→ **Data for the task**:
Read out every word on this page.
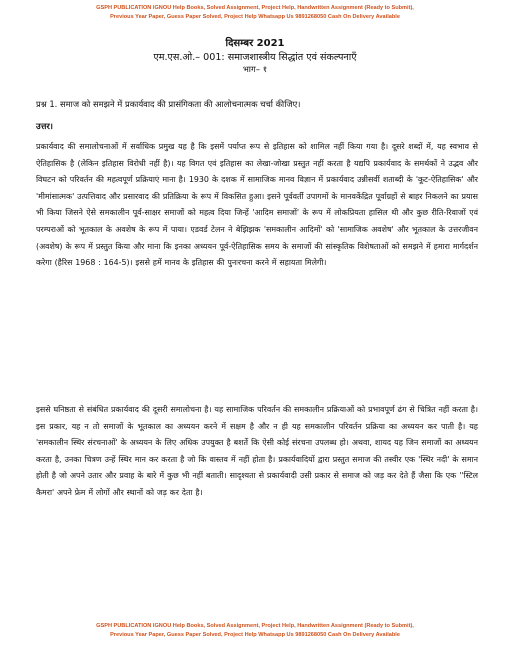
GSPH PUBLICATION IGNOU Help Books, Solved Assignment, Project Help, Handwritten Assignment (Ready to Submit),
Previous Year Paper, Guess Paper Solved, Project Help Whatsapp Us 9891268050 Cash On Delivery Available
दिसम्बर 2021
एम.एस.ओ.– 001: समाजशास्त्रीय सिद्धांत एवं संकल्पनाएँ
भाग– १
प्रश्न 1. समाज को समझने में प्रकार्यवाद की प्रासंगिकता की आलोचनात्मक चर्चा कीजिए।
उत्तर।
प्रकार्यवाद की समालोचनाओं में सर्वाधिक प्रमुख यह है कि इसमें पर्याप्त रूप से इतिहास को शामिल नहीं किया गया है। दूसरे शब्दों में, यह स्वभाव से ऐतिहासिक है (लेकिन इतिहास विरोधी नहीं है)। यह विगत एवं इतिहास का लेखा-जोखा प्रस्तुत नहीं करता है यद्यपि प्रकार्यवाद के समर्थकों ने उद्भव और विघटन को परिवर्तन की महत्वपूर्ण प्रक्रियाएं माना है। 1930 के दशक में सामाजिक मानव विज्ञान में प्रकार्यवाद उन्नीसवीं शताब्दी के 'कूट-ऐतिहासिक' और 'मीमांसात्मक' उत्पत्तिवाद और प्रसारवाद की प्रतिक्रिया के रूप में विकसित हुआ। इसने पूर्ववर्ती उपागमों के मानवकेंद्रित पूर्वाग्रहों से बाहर निकलने का प्रयास भी किया जिसने ऐसे समकालीन पूर्व-साक्षर समाजों को महत्व दिया जिन्हें 'आदिम समाजों' के रूप में लोकप्रियता हासिल थी और कुछ रीति-रिवाजों एवं परम्पराओं को भूतकाल के अवशेष के रूप में पाया। एडवर्ड टेलन ने बेझिझक 'समकालीन आदिमों' को 'सामाजिक अवशेष' और भूतकाल के उत्तरजीवन (अवशेष) के रूप में प्रस्तुत किया और माना कि इनका अध्ययन पूर्व-ऐतिहासिक समय के समाजों की सांस्कृतिक विशेषताओं को समझने में हमारा मार्गदर्शन करेगा (हैरिस 1968 : 164-5)। इससे हमें मानव के इतिहास की पुनःरचना करने में सहायता मिलेगी।
इससे घनिष्ठता से संबंधित प्रकार्यवाद की दूसरी समालोचना है। यह सामाजिक परिवर्तन की समकालीन प्रक्रियाओं को प्रभावपूर्ण ढंग से चित्रित नहीं करता है। इस प्रकार, यह न तो समाजों के भूतकाल का अध्ययन करने में सक्षम है और न ही यह समकालीन परिवर्तन प्रक्रिया का अध्ययन कर पाती है। यह 'समकालीन स्थिर संरचनाओं' के अध्ययन के लिए अधिक उपयुक्त है बशर्ते कि ऐसी कोई संरचना उपलब्ध हो। अथवा, शायद यह जिन समाजों का अध्ययन करता है, उनका चित्रण उन्हें स्थिर मान कर करता है जो कि वास्तव में नहीं होता है। प्रकार्यवादियों द्वारा प्रस्तुत समाज की तस्वीर एक 'स्थिर नदी' के समान होती है जो अपने उतार और प्रवाह के बारे में कुछ भी नहीं बताती। सादृश्यता से प्रकार्यवादी उसी प्रकार से समाज को जड़ कर देते हैं जैसा कि एक ''स्टिल कैमरा' अपने फ्रेम में लोगों और स्थानों को जड़ कर देता है।
GSPH PUBLICATION IGNOU Help Books, Solved Assignment, Project Help, Handwritten Assignment (Ready to Submit),
Previous Year Paper, Guess Paper Solved, Project Help Whatsapp Us 9891268050 Cash On Delivery Available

→ **What to produce**: Retype all the records shown above, character for character. Omit every picture.

→ **Answer**:
Read out every word on this page.
GSPH PUBLICATION IGNOU Help Books, Solved Assignment, Project Help, Handwritten Assignment (Ready to Submit),
Previous Year Paper, Guess Paper Solved, Project Help Whatsapp Us 9891268050 Cash On Delivery Available
दिसम्बर 2021
एम.एस.ओ.– 001: समाजशास्त्रीय सिद्धांत एवं संकल्पनाएँ
भाग– १
प्रश्न 1. समाज को समझने में प्रकार्यवाद की प्रासंगिकता की आलोचनात्मक चर्चा कीजिए।
उत्तर।
प्रकार्यवाद की समालोचनाओं में सर्वाधिक प्रमुख यह है कि इसमें पर्याप्त रूप से इतिहास को शामिल नहीं किया गया है। दूसरे शब्दों में, यह स्वभाव से ऐतिहासिक है (लेकिन इतिहास विरोधी नहीं है)। यह विगत एवं इतिहास का लेखा-जोखा प्रस्तुत नहीं करता है यद्यपि प्रकार्यवाद के समर्थकों ने उद्भव और विघटन को परिवर्तन की महत्वपूर्ण प्रक्रियाएं माना है। 1930 के दशक में सामाजिक मानव विज्ञान में प्रकार्यवाद उन्नीसवीं शताब्दी के 'कूट-ऐतिहासिक' और 'मीमांसात्मक' उत्पत्तिवाद और प्रसारवाद की प्रतिक्रिया के रूप में विकसित हुआ। इसने पूर्ववर्ती उपागमों के मानवकेंद्रित पूर्वाग्रहों से बाहर निकलने का प्रयास भी किया जिसने ऐसे समकालीन पूर्व-साक्षर समाजों को महत्व दिया जिन्हें 'आदिम समाजों' के रूप में लोकप्रियता हासिल थी और कुछ रीति-रिवाजों एवं परम्पराओं को भूतकाल के अवशेष के रूप में पाया। एडवर्ड टेलन ने बेझिझक 'समकालीन आदिमों' को 'सामाजिक अवशेष' और भूतकाल के उत्तरजीवन (अवशेष) के रूप में प्रस्तुत किया और माना कि इनका अध्ययन पूर्व-ऐतिहासिक समय के समाजों की सांस्कृतिक विशेषताओं को समझने में हमारा मार्गदर्शन करेगा (हैरिस 1968 : 164-5)। इससे हमें मानव के इतिहास की पुनःरचना करने में सहायता मिलेगी।
इससे घनिष्ठता से संबंधित प्रकार्यवाद की दूसरी समालोचना है। यह सामाजिक परिवर्तन की समकालीन प्रक्रियाओं को प्रभावपूर्ण ढंग से चित्रित नहीं करता है। इस प्रकार, यह न तो समाजों के भूतकाल का अध्ययन करने में सक्षम है और न ही यह समकालीन परिवर्तन प्रक्रिया का अध्ययन कर पाती है। यह 'समकालीन स्थिर संरचनाओं' के अध्ययन के लिए अधिक उपयुक्त है बशर्ते कि ऐसी कोई संरचना उपलब्ध हो। अथवा, शायद यह जिन समाजों का अध्ययन करता है, उनका चित्रण उन्हें स्थिर मान कर करता है जो कि वास्तव में नहीं होता है। प्रकार्यवादियों द्वारा प्रस्तुत समाज की तस्वीर एक 'स्थिर नदी' के समान होती है जो अपने उतार और प्रवाह के बारे में कुछ भी नहीं बताती। सादृश्यता से प्रकार्यवादी उसी प्रकार से समाज को जड़ कर देते हैं जैसा कि एक ''स्टिल कैमरा' अपने फ्रेम में लोगों और स्थानों को जड़ कर देता है।
GSPH PUBLICATION IGNOU Help Books, Solved Assignment, Project Help, Handwritten Assignment (Ready to Submit),
Previous Year Paper, Guess Paper Solved, Project Help Whatsapp Us 9891268050 Cash On Delivery Available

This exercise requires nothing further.